● **Written instruction**
Gather all lines with "elástica" from the records.
------------------------------
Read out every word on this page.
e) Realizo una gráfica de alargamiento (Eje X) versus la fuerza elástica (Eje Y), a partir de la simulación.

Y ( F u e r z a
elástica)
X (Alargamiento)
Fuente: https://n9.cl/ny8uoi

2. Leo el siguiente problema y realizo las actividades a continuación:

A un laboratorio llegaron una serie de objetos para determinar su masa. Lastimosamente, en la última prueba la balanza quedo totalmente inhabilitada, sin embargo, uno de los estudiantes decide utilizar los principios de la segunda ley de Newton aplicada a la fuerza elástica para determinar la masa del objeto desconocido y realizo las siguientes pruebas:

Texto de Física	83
------------------------------
● **Finished answer**
e) Realizo una gráfica de alargamiento (Eje X) versus la fuerza elástica (Eje Y), a partir de la simulación.
elástica)
A un laboratorio llegaron una serie de objetos para determinar su masa. Lastimosamente, en la última prueba la balanza quedo totalmente inhabilitada, sin embargo, uno de los estudiantes decide utilizar los principios de la segunda ley de Newton aplicada a la fuerza elástica para determinar la masa del objeto desconocido y realizo las siguientes pruebas:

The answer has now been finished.